Items from a figure collection
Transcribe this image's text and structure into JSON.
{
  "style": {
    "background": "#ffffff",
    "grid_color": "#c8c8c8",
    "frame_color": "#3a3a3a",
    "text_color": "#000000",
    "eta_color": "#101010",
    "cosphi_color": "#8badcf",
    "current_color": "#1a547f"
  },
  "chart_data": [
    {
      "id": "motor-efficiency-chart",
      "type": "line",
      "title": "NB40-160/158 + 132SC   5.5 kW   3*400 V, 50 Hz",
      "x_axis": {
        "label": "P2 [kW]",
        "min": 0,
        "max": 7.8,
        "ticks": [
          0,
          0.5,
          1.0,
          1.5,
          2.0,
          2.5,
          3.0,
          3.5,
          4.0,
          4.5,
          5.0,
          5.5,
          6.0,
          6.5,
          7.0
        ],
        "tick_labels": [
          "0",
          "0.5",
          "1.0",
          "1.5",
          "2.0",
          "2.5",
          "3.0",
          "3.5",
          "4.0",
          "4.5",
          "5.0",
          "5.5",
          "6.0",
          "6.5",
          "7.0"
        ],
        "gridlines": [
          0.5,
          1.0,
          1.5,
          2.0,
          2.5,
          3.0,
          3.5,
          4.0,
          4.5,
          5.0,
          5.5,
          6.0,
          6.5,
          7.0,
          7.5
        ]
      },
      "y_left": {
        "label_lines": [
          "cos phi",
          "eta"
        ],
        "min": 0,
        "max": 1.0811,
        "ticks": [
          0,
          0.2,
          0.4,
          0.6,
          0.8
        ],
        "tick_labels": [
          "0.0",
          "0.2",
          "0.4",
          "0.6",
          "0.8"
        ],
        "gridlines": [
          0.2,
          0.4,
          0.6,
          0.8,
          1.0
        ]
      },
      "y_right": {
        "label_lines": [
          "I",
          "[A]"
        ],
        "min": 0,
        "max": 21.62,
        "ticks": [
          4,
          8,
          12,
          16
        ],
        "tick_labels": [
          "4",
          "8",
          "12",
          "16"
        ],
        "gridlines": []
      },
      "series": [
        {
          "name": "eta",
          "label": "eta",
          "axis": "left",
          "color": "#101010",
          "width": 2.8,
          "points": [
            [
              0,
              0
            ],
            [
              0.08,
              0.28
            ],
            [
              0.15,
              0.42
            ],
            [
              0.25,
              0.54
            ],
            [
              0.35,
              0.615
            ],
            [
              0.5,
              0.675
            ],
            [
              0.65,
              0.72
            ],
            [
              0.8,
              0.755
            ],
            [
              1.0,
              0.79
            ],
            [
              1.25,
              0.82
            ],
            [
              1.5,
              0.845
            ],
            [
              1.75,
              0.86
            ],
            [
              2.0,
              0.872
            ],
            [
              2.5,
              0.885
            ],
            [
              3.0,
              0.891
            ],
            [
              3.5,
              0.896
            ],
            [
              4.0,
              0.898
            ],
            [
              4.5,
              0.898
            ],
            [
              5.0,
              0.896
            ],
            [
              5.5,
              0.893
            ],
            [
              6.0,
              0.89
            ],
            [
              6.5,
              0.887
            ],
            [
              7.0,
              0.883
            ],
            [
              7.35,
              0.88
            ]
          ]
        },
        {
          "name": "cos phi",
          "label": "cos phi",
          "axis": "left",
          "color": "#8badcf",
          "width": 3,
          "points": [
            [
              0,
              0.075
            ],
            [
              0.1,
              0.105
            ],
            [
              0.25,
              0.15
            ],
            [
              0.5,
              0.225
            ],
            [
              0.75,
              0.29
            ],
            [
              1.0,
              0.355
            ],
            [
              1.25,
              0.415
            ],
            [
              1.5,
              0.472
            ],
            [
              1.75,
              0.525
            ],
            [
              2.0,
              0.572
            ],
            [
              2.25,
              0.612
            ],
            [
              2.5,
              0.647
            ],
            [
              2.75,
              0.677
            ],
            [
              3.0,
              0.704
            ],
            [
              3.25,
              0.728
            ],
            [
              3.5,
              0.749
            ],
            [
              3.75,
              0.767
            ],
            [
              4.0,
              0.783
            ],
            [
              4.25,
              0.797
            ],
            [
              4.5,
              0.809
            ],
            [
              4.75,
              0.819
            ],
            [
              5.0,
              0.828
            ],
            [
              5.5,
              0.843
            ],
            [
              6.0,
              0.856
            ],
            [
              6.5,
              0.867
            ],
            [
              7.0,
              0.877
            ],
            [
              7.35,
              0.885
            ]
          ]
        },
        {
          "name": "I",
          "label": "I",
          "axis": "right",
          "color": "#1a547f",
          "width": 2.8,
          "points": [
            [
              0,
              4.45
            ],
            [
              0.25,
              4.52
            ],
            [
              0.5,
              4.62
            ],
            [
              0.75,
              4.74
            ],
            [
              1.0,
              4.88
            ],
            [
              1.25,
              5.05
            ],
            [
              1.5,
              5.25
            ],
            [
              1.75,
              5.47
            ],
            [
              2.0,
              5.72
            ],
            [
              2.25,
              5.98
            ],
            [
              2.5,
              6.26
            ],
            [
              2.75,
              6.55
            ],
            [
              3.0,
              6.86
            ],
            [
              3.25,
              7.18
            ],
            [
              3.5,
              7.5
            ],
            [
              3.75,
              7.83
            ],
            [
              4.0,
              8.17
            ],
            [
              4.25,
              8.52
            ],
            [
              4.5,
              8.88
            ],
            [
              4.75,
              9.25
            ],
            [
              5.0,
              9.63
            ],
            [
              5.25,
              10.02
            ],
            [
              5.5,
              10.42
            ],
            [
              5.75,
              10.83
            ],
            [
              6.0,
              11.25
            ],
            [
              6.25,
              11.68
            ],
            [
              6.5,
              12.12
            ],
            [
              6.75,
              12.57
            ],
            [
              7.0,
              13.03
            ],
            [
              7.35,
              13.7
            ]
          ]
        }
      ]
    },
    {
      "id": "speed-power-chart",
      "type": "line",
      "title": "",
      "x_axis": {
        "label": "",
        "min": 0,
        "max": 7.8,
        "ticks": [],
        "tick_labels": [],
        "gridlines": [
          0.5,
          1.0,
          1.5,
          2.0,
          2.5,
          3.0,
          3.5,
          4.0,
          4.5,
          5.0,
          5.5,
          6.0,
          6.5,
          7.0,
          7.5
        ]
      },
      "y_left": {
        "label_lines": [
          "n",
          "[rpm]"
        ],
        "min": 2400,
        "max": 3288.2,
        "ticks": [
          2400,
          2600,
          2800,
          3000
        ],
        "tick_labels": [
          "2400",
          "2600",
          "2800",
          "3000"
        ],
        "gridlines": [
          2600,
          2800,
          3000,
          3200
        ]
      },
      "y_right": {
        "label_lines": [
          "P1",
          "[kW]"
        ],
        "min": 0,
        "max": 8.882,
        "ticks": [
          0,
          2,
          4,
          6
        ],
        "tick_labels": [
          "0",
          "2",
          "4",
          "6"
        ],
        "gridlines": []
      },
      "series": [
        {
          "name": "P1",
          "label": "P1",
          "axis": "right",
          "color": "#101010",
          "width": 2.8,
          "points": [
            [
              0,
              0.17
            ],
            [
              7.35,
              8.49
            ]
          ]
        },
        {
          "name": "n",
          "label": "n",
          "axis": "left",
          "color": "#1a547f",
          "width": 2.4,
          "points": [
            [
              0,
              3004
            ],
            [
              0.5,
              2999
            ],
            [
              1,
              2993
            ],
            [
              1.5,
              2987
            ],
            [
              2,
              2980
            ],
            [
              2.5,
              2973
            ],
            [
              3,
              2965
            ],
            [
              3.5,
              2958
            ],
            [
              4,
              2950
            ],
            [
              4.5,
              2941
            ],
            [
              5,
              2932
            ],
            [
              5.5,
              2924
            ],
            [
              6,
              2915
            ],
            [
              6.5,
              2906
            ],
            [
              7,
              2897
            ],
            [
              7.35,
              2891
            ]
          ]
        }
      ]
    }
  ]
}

■ EXERCISE OBJECTIVE ■
Reproduce the material exactly, with every line intact.

■ EXERCISE SOLUTION ■
Transcribe this image's text and structure into JSON.
{
  "style": {
    "background": "#ffffff",
    "grid_color": "#c8c8c8",
    "frame_color": "#3a3a3a",
    "text_color": "#000000",
    "eta_color": "#101010",
    "cosphi_color": "#8badcf",
    "current_color": "#1a547f"
  },
  "chart_data": [
    {
      "id": "motor-efficiency-chart",
      "type": "line",
      "title": "NB40-160/158 + 132SC   5.5 kW   3*400 V, 50 Hz",
      "x_axis": {
        "label": "P2 [kW]",
        "min": 0,
        "max": 7.8,
        "ticks": [
          0,
          0.5,
          1.0,
          1.5,
          2.0,
          2.5,
          3.0,
          3.5,
          4.0,
          4.5,
          5.0,
          5.5,
          6.0,
          6.5,
          7.0
        ],
        "tick_labels": [
          "0",
          "0.5",
          "1.0",
          "1.5",
          "2.0",
          "2.5",
          "3.0",
          "3.5",
          "4.0",
          "4.5",
          "5.0",
          "5.5",
          "6.0",
          "6.5",
          "7.0"
        ],
        "gridlines": [
          0.5,
          1.0,
          1.5,
          2.0,
          2.5,
          3.0,
          3.5,
          4.0,
          4.5,
          5.0,
          5.5,
          6.0,
          6.5,
          7.0,
          7.5
        ]
      },
      "y_left": {
        "label_lines": [
          "cos phi",
          "eta"
        ],
        "min": 0,
        "max": 1.0811,
        "ticks": [
          0,
          0.2,
          0.4,
          0.6,
          0.8
        ],
        "tick_labels": [
          "0.0",
          "0.2",
          "0.4",
          "0.6",
          "0.8"
        ],
        "gridlines": [
          0.2,
          0.4,
          0.6,
          0.8,
          1.0
        ]
      },
      "y_right": {
        "label_lines": [
          "I",
          "[A]"
        ],
        "min": 0,
        "max": 21.62,
        "ticks": [
          4,
          8,
          12,
          16
        ],
        "tick_labels": [
          "4",
          "8",
          "12",
          "16"
        ],
        "gridlines": []
      },
      "series": [
        {
          "name": "eta",
          "label": "eta",
          "axis": "left",
          "color": "#101010",
          "width": 2.8,
          "points": [
            [
              0,
              0
            ],
            [
              0.08,
              0.28
            ],
            [
              0.15,
              0.42
            ],
            [
              0.25,
              0.54
            ],
            [
              0.35,
              0.615
            ],
            [
              0.5,
              0.675
            ],
            [
              0.65,
              0.72
            ],
            [
              0.8,
              0.755
            ],
            [
              1.0,
              0.79
            ],
            [
              1.25,
              0.82
            ],
            [
              1.5,
              0.845
            ],
            [
              1.75,
              0.86
            ],
            [
              2.0,
              0.872
            ],
            [
              2.5,
              0.885
            ],
            [
              3.0,
              0.891
            ],
            [
              3.5,
              0.896
            ],
            [
              4.0,
              0.898
            ],
            [
              4.5,
              0.898
            ],
            [
              5.0,
              0.896
            ],
            [
              5.5,
              0.893
            ],
            [
              6.0,
              0.89
            ],
            [
              6.5,
              0.887
            ],
            [
              7.0,
              0.883
            ],
            [
              7.35,
              0.88
            ]
          ]
        },
        {
          "name": "cos phi",
          "label": "cos phi",
          "axis": "left",
          "color": "#8badcf",
          "width": 3,
          "points": [
            [
              0,
              0.075
            ],
            [
              0.1,
              0.105
            ],
            [
              0.25,
              0.15
            ],
            [
              0.5,
              0.225
            ],
            [
              0.75,
              0.29
            ],
            [
              1.0,
              0.355
            ],
            [
              1.25,
              0.415
            ],
            [
              1.5,
              0.472
            ],
            [
              1.75,
              0.525
            ],
            [
              2.0,
              0.572
            ],
            [
              2.25,
              0.612
            ],
            [
              2.5,
              0.647
            ],
            [
              2.75,
              0.677
            ],
            [
              3.0,
              0.704
            ],
            [
              3.25,
              0.728
            ],
            [
              3.5,
              0.749
            ],
            [
              3.75,
              0.767
            ],
            [
              4.0,
              0.783
            ],
            [
              4.25,
              0.797
            ],
            [
              4.5,
              0.809
            ],
            [
              4.75,
              0.819
            ],
            [
              5.0,
              0.828
            ],
            [
              5.5,
              0.843
            ],
            [
              6.0,
              0.856
            ],
            [
              6.5,
              0.867
            ],
            [
              7.0,
              0.877
            ],
            [
              7.35,
              0.885
            ]
          ]
        },
        {
          "name": "I",
          "label": "I",
          "axis": "right",
          "color": "#1a547f",
          "width": 2.8,
          "points": [
            [
              0,
              4.45
            ],
            [
              0.25,
              4.52
            ],
            [
              0.5,
              4.62
            ],
            [
              0.75,
              4.74
            ],
            [
              1.0,
              4.88
            ],
            [
              1.25,
              5.05
            ],
            [
              1.5,
              5.25
            ],
            [
              1.75,
              5.47
            ],
            [
              2.0,
              5.72
            ],
            [
              2.25,
              5.98
            ],
            [
              2.5,
              6.26
            ],
            [
              2.75,
              6.55
            ],
            [
              3.0,
              6.86
            ],
            [
              3.25,
              7.18
            ],
            [
              3.5,
              7.5
            ],
            [
              3.75,
              7.83
            ],
            [
              4.0,
              8.17
            ],
            [
              4.25,
              8.52
            ],
            [
              4.5,
              8.88
            ],
            [
              4.75,
              9.25
            ],
            [
              5.0,
              9.63
            ],
            [
              5.25,
              10.02
            ],
            [
              5.5,
              10.42
            ],
            [
              5.75,
              10.83
            ],
            [
              6.0,
              11.25
            ],
            [
              6.25,
              11.68
            ],
            [
              6.5,
              12.12
            ],
            [
              6.75,
              12.57
            ],
            [
              7.0,
              13.03
            ],
            [
              7.35,
              13.7
            ]
          ]
        }
      ]
    },
    {
      "id": "speed-power-chart",
      "type": "line",
      "title": "",
      "x_axis": {
        "label": "",
        "min": 0,
        "max": 7.8,
        "ticks": [],
        "tick_labels": [],
        "gridlines": [
          0.5,
          1.0,
          1.5,
          2.0,
          2.5,
          3.0,
          3.5,
          4.0,
          4.5,
          5.0,
          5.5,
          6.0,
          6.5,
          7.0,
          7.5
        ]
      },
      "y_left": {
        "label_lines": [
          "n",
          "[rpm]"
        ],
        "min": 2400,
        "max": 3288.2,
        "ticks": [
          2400,
          2600,
          2800,
          3000
        ],
        "tick_labels": [
          "2400",
          "2600",
          "2800",
          "3000"
        ],
        "gridlines": [
          2600,
          2800,
          3000,
          3200
        ]
      },
      "y_right": {
        "label_lines": [
          "P1",
          "[kW]"
        ],
        "min": 0,
        "max": 8.882,
        "ticks": [
          0,
          2,
          4,
          6
        ],
        "tick_labels": [
          "0",
          "2",
          "4",
          "6"
        ],
        "gridlines": []
      },
      "series": [
        {
          "name": "P1",
          "label": "P1",
          "axis": "right",
          "color": "#101010",
          "width": 2.8,
          "points": [
            [
              0,
              0.17
            ],
            [
              7.35,
              8.49
            ]
          ]
        },
        {
          "name": "n",
          "label": "n",
          "axis": "left",
          "color": "#1a547f",
          "width": 2.4,
          "points": [
            [
              0,
              3004
            ],
            [
              0.5,
              2999
            ],
            [
              1,
              2993
            ],
            [
              1.5,
              2987
            ],
            [
              2,
              2980
            ],
            [
              2.5,
              2973
            ],
            [
              3,
              2965
            ],
            [
              3.5,
              2958
            ],
            [
              4,
              2950
            ],
            [
              4.5,
              2941
            ],
            [
              5,
              2932
            ],
            [
              5.5,
              2924
            ],
            [
              6,
              2915
            ],
            [
              6.5,
              2906
            ],
            [
              7,
              2897
            ],
            [
              7.35,
              2891
            ]
          ]
        }
      ]
    }
  ]
}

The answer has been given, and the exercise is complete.